• Records shown:
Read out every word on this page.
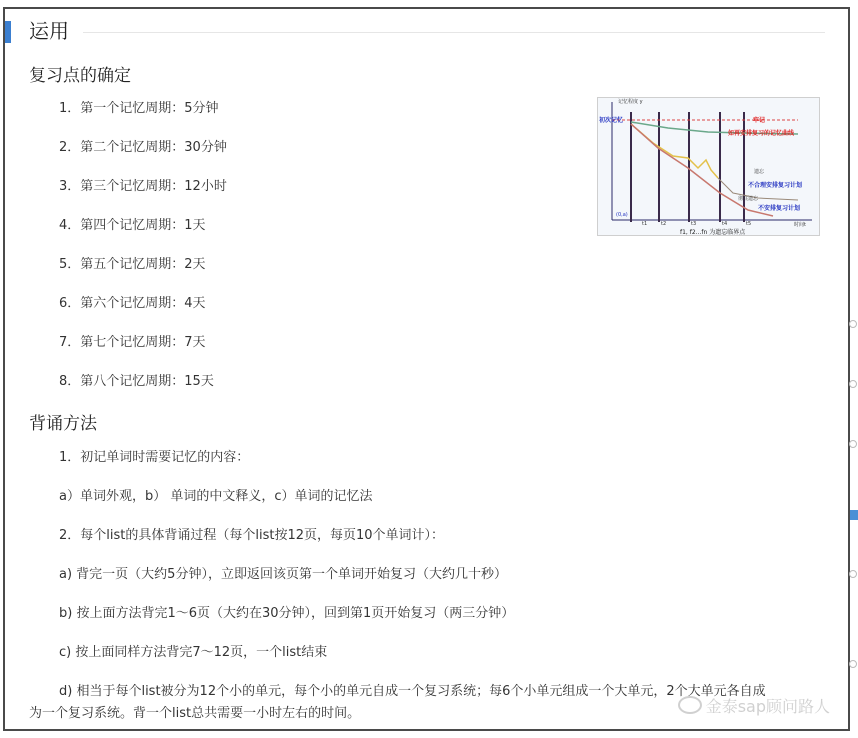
运用
复习点的确定
1．第一个记忆周期：5分钟
2．第二个记忆周期：30分钟
3．第三个记忆周期：12小时
4．第四个记忆周期：1天
5．第五个记忆周期：2天
6．第六个记忆周期：4天
7．第七个记忆周期：7天
8．第八个记忆周期：15天
记忆程度 y
初次记忆	牢记
如再安排复习的记忆曲线
遗忘
不合理安排复习计划
彻底遗忘
不安排复习计划
(0,a)
t1	t2	t3	t4	t5	时间t
f1, f2...fn 为遗忘临界点
背诵方法
1．初记单词时需要记忆的内容：
a）单词外观，b） 单词的中文释义，c）单词的记忆法
2．每个list的具体背诵过程（每个list按12页，每页10个单词计）：
a) 背完一页（大约5分钟），立即返回该页第一个单词开始复习（大约几十秒）
b) 按上面方法背完1～6页（大约在30分钟），回到第1页开始复习（两三分钟）
c) 按上面同样方法背完7～12页，一个list结束
d) 相当于每个list被分为12个小的单元，每个小的单元自成一个复习系统；每6个小单元组成一个大单元，2个大单元各自成
为一个复习系统。背一个list总共需要一小时左右的时间。	金泰sap顾问路人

• Problem details: Copy out each line exactly, without the pictures.

• Worked answer:
Read out every word on this page.
运用
复习点的确定
1．第一个记忆周期：5分钟
2．第二个记忆周期：30分钟
3．第三个记忆周期：12小时
4．第四个记忆周期：1天
5．第五个记忆周期：2天
6．第六个记忆周期：4天
7．第七个记忆周期：7天
8．第八个记忆周期：15天
记忆程度 y
初次记忆	牢记
如再安排复习的记忆曲线
遗忘
不合理安排复习计划
彻底遗忘
不安排复习计划
(0,a)
t1	t2	t3	t4	t5	时间t
f1, f2...fn 为遗忘临界点
背诵方法
1．初记单词时需要记忆的内容：
a）单词外观，b） 单词的中文释义，c）单词的记忆法
2．每个list的具体背诵过程（每个list按12页，每页10个单词计）：
a) 背完一页（大约5分钟），立即返回该页第一个单词开始复习（大约几十秒）
b) 按上面方法背完1～6页（大约在30分钟），回到第1页开始复习（两三分钟）
c) 按上面同样方法背完7～12页，一个list结束
d) 相当于每个list被分为12个小的单元，每个小的单元自成一个复习系统；每6个小单元组成一个大单元，2个大单元各自成
为一个复习系统。背一个list总共需要一小时左右的时间。	金泰sap顾问路人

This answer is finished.